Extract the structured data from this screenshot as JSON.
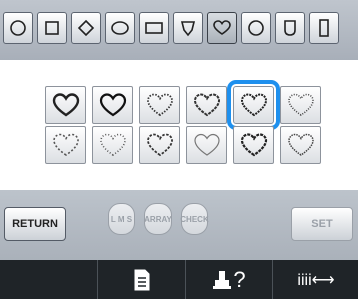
{
  "shape_toolbar": {
    "shapes": [
      {
        "icon": "circle-icon",
        "selected": false
      },
      {
        "icon": "square-icon",
        "selected": false
      },
      {
        "icon": "diamond-icon",
        "selected": false
      },
      {
        "icon": "oval-icon",
        "selected": false
      },
      {
        "icon": "rectangle-icon",
        "selected": false
      },
      {
        "icon": "shield-icon",
        "selected": false
      },
      {
        "icon": "heart-icon",
        "selected": true
      },
      {
        "icon": "octagon-circle-icon",
        "selected": false
      },
      {
        "icon": "shield-rounded-icon",
        "selected": false
      },
      {
        "icon": "tall-rectangle-icon",
        "selected": false
      }
    ]
  },
  "pattern_grid": {
    "rows": 2,
    "cols": 6,
    "selected_index": 4,
    "icon": "heart-stitch-icon"
  },
  "buttons": {
    "return_label": "RETURN",
    "lms_label": "L M S",
    "array_label": "ARRAY",
    "check_label": "CHECK",
    "set_label": "SET"
  },
  "footer": {
    "list_icon": "list-icon",
    "help_label": "?",
    "tension_label": "iiii⟷"
  },
  "colors": {
    "accent": "#1e90ee",
    "footer_bg": "#1f2428",
    "toolbar_bg": "#b4bbc4"
  }
}
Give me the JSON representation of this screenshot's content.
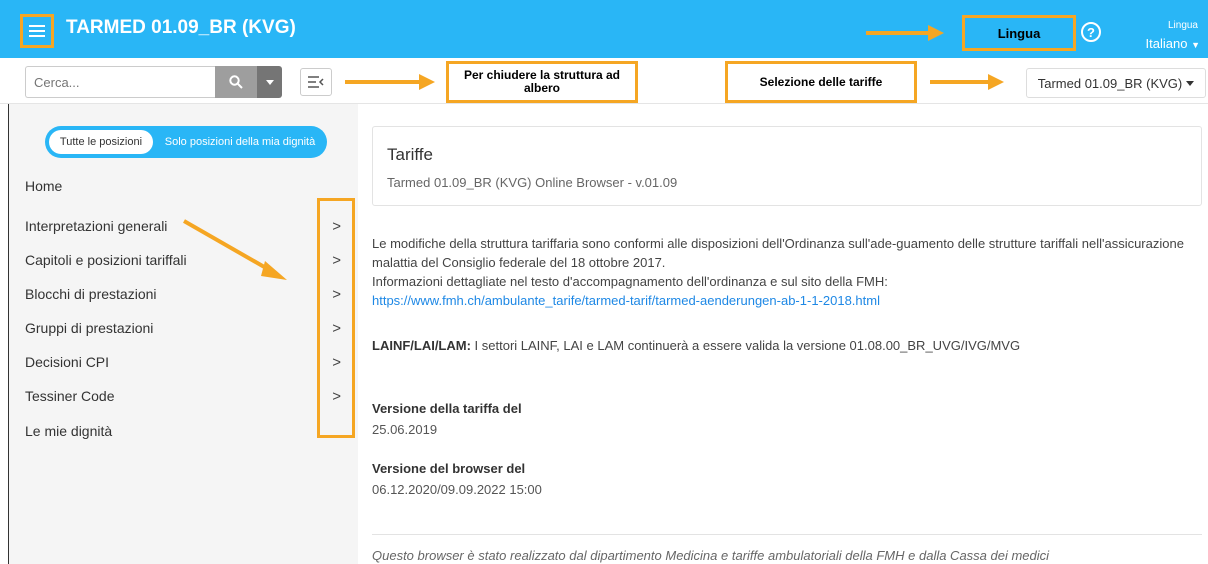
{
  "header": {
    "title": "TARMED 01.09_BR (KVG)",
    "lang_button": "Lingua",
    "help_symbol": "?",
    "lang_caption": "Lingua",
    "lang_value": "Italiano"
  },
  "toolbar": {
    "search_placeholder": "Cerca...",
    "note_tree": "Per chiudere la struttura ad albero",
    "note_tariff": "Selezione delle tariffe",
    "tariff_selected": "Tarmed 01.09_BR (KVG)"
  },
  "sidebar": {
    "toggle_all": "Tutte le posizioni",
    "toggle_mine": "Solo posizioni della mia dignità",
    "items": [
      {
        "label": "Home",
        "chevron": ""
      },
      {
        "label": "Interpretazioni generali",
        "chevron": ">"
      },
      {
        "label": "Capitoli e posizioni tariffali",
        "chevron": ">"
      },
      {
        "label": "Blocchi di prestazioni",
        "chevron": ">"
      },
      {
        "label": "Gruppi di prestazioni",
        "chevron": ">"
      },
      {
        "label": "Decisioni CPI",
        "chevron": ">"
      },
      {
        "label": "Tessiner Code",
        "chevron": ">"
      },
      {
        "label": "Le mie dignità",
        "chevron": ""
      }
    ]
  },
  "main": {
    "card_title": "Tariffe",
    "card_subtitle": "Tarmed 01.09_BR (KVG) Online Browser - v.01.09",
    "para1": "Le modifiche della struttura tariffaria sono conformi alle disposizioni dell'Ordinanza sull'ade-guamento delle strutture tariffali nell'assicurazione malattia del Consiglio federale del 18 ottobre 2017.",
    "para2": "Informazioni dettagliate nel testo d'accompagnamento dell'ordinanza e sul sito della FMH:",
    "link": "https://www.fmh.ch/ambulante_tarife/tarmed-tarif/tarmed-aenderungen-ab-1-1-2018.html",
    "lainf_label": "LAINF/LAI/LAM:",
    "lainf_text": " I settori LAINF, LAI e LAM continuerà a essere valida la versione 01.08.00_BR_UVG/IVG/MVG",
    "tariff_version_label": "Versione della tariffa del",
    "tariff_version_value": "25.06.2019",
    "browser_version_label": "Versione del browser del",
    "browser_version_value": "06.12.2020/09.09.2022 15:00",
    "footer": "Questo browser è stato realizzato dal dipartimento Medicina e tariffe ambulatoriali della FMH e dalla Cassa dei medici"
  },
  "colors": {
    "brand": "#29b6f6",
    "annotation": "#f5a623",
    "link": "#1e88e5"
  }
}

WHAT IS BEING ASKED
Please list every line of the records that contains "rectangle".

EXERCISE SOLUTION
        "icon": "rectangle-icon",
        "icon": "tall-rectangle-icon",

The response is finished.